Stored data
======

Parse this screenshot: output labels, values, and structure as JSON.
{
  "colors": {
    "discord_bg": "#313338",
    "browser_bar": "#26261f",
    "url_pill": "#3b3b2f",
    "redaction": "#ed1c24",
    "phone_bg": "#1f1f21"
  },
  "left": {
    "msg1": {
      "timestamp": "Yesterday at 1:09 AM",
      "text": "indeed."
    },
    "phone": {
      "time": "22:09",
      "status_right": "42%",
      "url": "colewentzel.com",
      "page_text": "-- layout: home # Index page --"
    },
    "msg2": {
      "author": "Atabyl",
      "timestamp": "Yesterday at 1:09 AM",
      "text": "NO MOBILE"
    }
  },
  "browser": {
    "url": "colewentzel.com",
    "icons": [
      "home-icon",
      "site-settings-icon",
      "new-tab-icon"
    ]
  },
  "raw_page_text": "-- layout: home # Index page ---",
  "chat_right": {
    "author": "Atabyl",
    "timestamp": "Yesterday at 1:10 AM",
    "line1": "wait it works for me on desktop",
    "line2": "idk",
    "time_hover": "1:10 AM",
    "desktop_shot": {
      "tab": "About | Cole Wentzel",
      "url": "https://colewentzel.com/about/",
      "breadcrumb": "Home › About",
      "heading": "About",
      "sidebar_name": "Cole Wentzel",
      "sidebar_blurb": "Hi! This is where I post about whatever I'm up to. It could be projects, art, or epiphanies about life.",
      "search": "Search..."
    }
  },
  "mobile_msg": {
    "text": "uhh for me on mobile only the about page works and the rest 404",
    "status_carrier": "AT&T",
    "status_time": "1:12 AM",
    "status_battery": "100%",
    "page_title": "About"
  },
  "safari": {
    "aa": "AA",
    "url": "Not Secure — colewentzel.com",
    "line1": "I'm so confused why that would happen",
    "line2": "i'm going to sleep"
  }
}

======

### Task goal
Restate each record exactly as written.

### Output
Parse this screenshot: output labels, values, and structure as JSON.
{
  "colors": {
    "discord_bg": "#313338",
    "browser_bar": "#26261f",
    "url_pill": "#3b3b2f",
    "redaction": "#ed1c24",
    "phone_bg": "#1f1f21"
  },
  "left": {
    "msg1": {
      "timestamp": "Yesterday at 1:09 AM",
      "text": "indeed."
    },
    "phone": {
      "time": "22:09",
      "status_right": "42%",
      "url": "colewentzel.com",
      "page_text": "-- layout: home # Index page --"
    },
    "msg2": {
      "author": "Atabyl",
      "timestamp": "Yesterday at 1:09 AM",
      "text": "NO MOBILE"
    }
  },
  "browser": {
    "url": "colewentzel.com",
    "icons": [
      "home-icon",
      "site-settings-icon",
      "new-tab-icon"
    ]
  },
  "raw_page_text": "-- layout: home # Index page ---",
  "chat_right": {
    "author": "Atabyl",
    "timestamp": "Yesterday at 1:10 AM",
    "line1": "wait it works for me on desktop",
    "line2": "idk",
    "time_hover": "1:10 AM",
    "desktop_shot": {
      "tab": "About | Cole Wentzel",
      "url": "https://colewentzel.com/about/",
      "breadcrumb": "Home › About",
      "heading": "About",
      "sidebar_name": "Cole Wentzel",
      "sidebar_blurb": "Hi! This is where I post about whatever I'm up to. It could be projects, art, or epiphanies about life.",
      "search": "Search..."
    }
  },
  "mobile_msg": {
    "text": "uhh for me on mobile only the about page works and the rest 404",
    "status_carrier": "AT&T",
    "status_time": "1:12 AM",
    "status_battery": "100%",
    "page_title": "About"
  },
  "safari": {
    "aa": "AA",
    "url": "Not Secure — colewentzel.com",
    "line1": "I'm so confused why that would happen",
    "line2": "i'm going to sleep"
  }
}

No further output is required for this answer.